### Instructions to follow
Only the number is wanted: count the lines that contain "query".

### Extracted records
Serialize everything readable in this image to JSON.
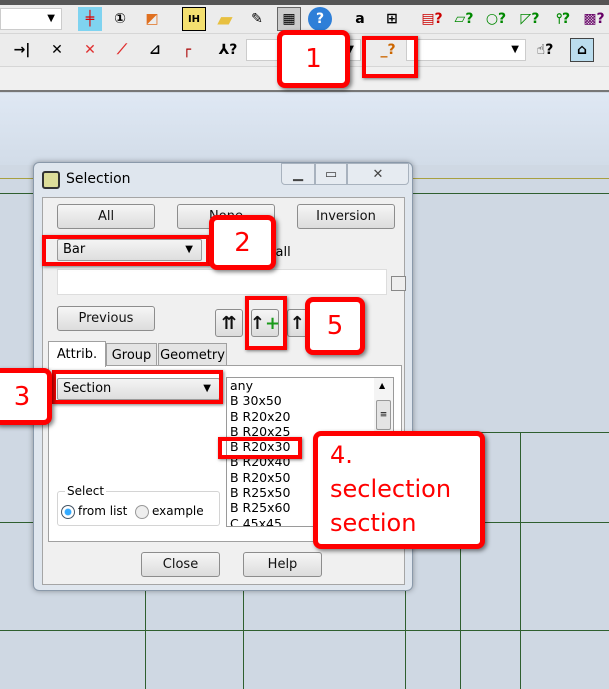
{
  "toolbar": {
    "row1_icons": [
      "grid-icon",
      "numbering-icon",
      "dimension-icon",
      "table-icon",
      "folder-icon",
      "notepad-icon",
      "calculator-icon",
      "help-icon",
      "text-colors-icon",
      "legend-icon",
      "color-query-icon",
      "panel-query-icon",
      "circle-query-icon",
      "polygon-query-icon",
      "node-query-icon",
      "solid-query-icon"
    ],
    "row2_icons": [
      "frame-icon",
      "extend-icon",
      "intersect-icon",
      "trim-icon",
      "break-icon",
      "fillet-icon",
      "corner-icon",
      "node-select-icon",
      "bar-select-icon",
      "hand-query-icon",
      "window-icon"
    ]
  },
  "dialog": {
    "title": "Selection",
    "buttons": {
      "all": "All",
      "none": "None",
      "inversion": "Inversion",
      "previous": "Previous",
      "close": "Close",
      "help": "Help"
    },
    "object_type": "Bar",
    "notify_label": "Notify all",
    "selection_text": "",
    "tabs": [
      "Attrib.",
      "Group",
      "Geometry"
    ],
    "active_tab": "Attrib.",
    "attribute": "Section",
    "list_items": [
      "any",
      "B 30x50",
      "B R20x20",
      "B R20x25",
      "B R20x30",
      "B R20x40",
      "B R20x50",
      "B R25x50",
      "B R25x60",
      "C 45x45"
    ],
    "selected_item": "B R20x30",
    "select_group": {
      "label": "Select",
      "from_list": "from list",
      "example": "example",
      "value": "from list"
    }
  },
  "annotations": {
    "a1": "1",
    "a2": "2",
    "a3": "3",
    "a4_line1": "4.",
    "a4_line2": "seclection",
    "a4_line3": "section",
    "a5": "5"
  },
  "colors": {
    "annotation": "#ff0000",
    "grid": "#2f5f2f"
  }
}
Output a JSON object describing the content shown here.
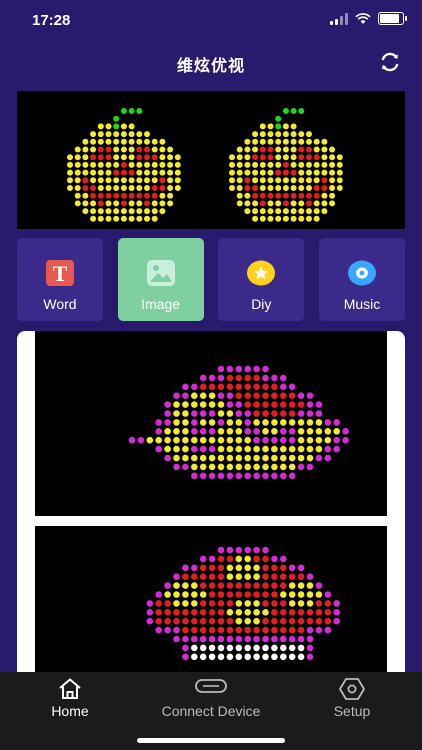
{
  "status_bar": {
    "time": "17:28",
    "icons": [
      "signal-icon",
      "wifi-icon",
      "battery-icon"
    ],
    "battery_level_pct": 90
  },
  "header": {
    "title": "维炫优视",
    "refresh_icon": "refresh-icon"
  },
  "preview": {
    "description": "LED preview banner showing two pumpkins",
    "colors": {
      "stem": "#22d422",
      "body": "#f2ea2c",
      "eyes": "#e01f1f"
    }
  },
  "modes": [
    {
      "label": "Word",
      "icon": "word-icon",
      "active": false
    },
    {
      "label": "Image",
      "icon": "image-icon",
      "active": true
    },
    {
      "label": "Diy",
      "icon": "diy-icon",
      "active": false
    },
    {
      "label": "Music",
      "icon": "music-icon",
      "active": false
    }
  ],
  "gallery": {
    "items": [
      {
        "name": "mushroom-lamp",
        "colors": {
          "a": "#d52bd5",
          "b": "#f2ea2c",
          "c": "#e01f1f"
        }
      },
      {
        "name": "mushroom",
        "colors": {
          "a": "#d52bd5",
          "b": "#e01f1f",
          "c": "#f2ea2c",
          "d": "#ffffff"
        }
      }
    ]
  },
  "tabs": [
    {
      "label": "Home",
      "icon": "home-icon",
      "active": true
    },
    {
      "label": "Connect Device",
      "icon": "device-icon",
      "active": false
    },
    {
      "label": "Setup",
      "icon": "settings-icon",
      "active": false
    }
  ],
  "colors": {
    "background": "#2a1a6e",
    "mode_button": "#3b2a8a",
    "mode_active": "#7fcfa0",
    "tab_active": "#ffffff",
    "tab_inactive": "#bbbbbb"
  }
}
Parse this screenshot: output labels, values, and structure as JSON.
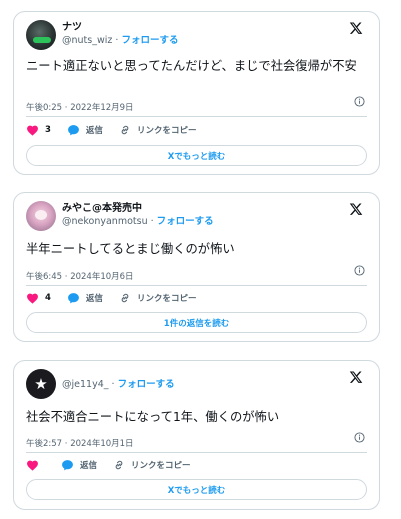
{
  "colors": {
    "accent": "#1d9bf0",
    "like": "#f91880",
    "text": "#0f1419",
    "muted": "#536471",
    "border": "#cfd9de"
  },
  "tweets": [
    {
      "display_name": "ナツ",
      "handle": "@nuts_wiz",
      "separator": " · ",
      "follow_label": "フォローする",
      "text": "ニート適正ないと思ってたんだけど、まじで社会復帰が不安",
      "timestamp": "午後0:25 · 2022年12月9日",
      "likes": "3",
      "reply_label": "返信",
      "copy_link_label": "リンクをコピー",
      "more_button": "Xでもっと読む"
    },
    {
      "display_name": "みやこ@本発売中",
      "handle": "@nekonyanmotsu",
      "separator": " · ",
      "follow_label": "フォローする",
      "text": "半年ニートしてるとまじ働くのが怖い",
      "timestamp": "午後6:45 · 2024年10月6日",
      "likes": "4",
      "reply_label": "返信",
      "copy_link_label": "リンクをコピー",
      "more_button": "1件の返信を読む"
    },
    {
      "display_name": "",
      "handle": "@je11y4_",
      "separator": " · ",
      "follow_label": "フォローする",
      "text": "社会不適合ニートになって1年、働くのが怖い",
      "timestamp": "午後2:57 · 2024年10月1日",
      "likes": "",
      "reply_label": "返信",
      "copy_link_label": "リンクをコピー",
      "more_button": "Xでもっと読む"
    }
  ]
}
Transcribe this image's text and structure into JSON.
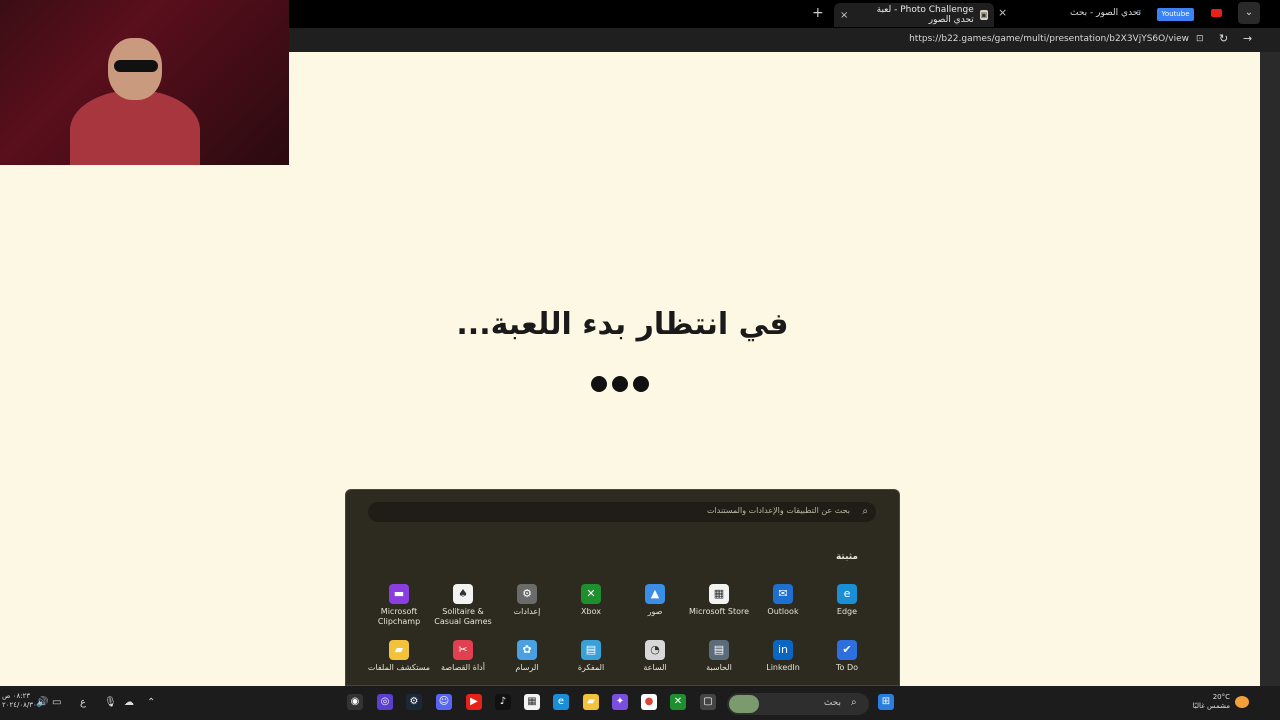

### Solution to this exercise
7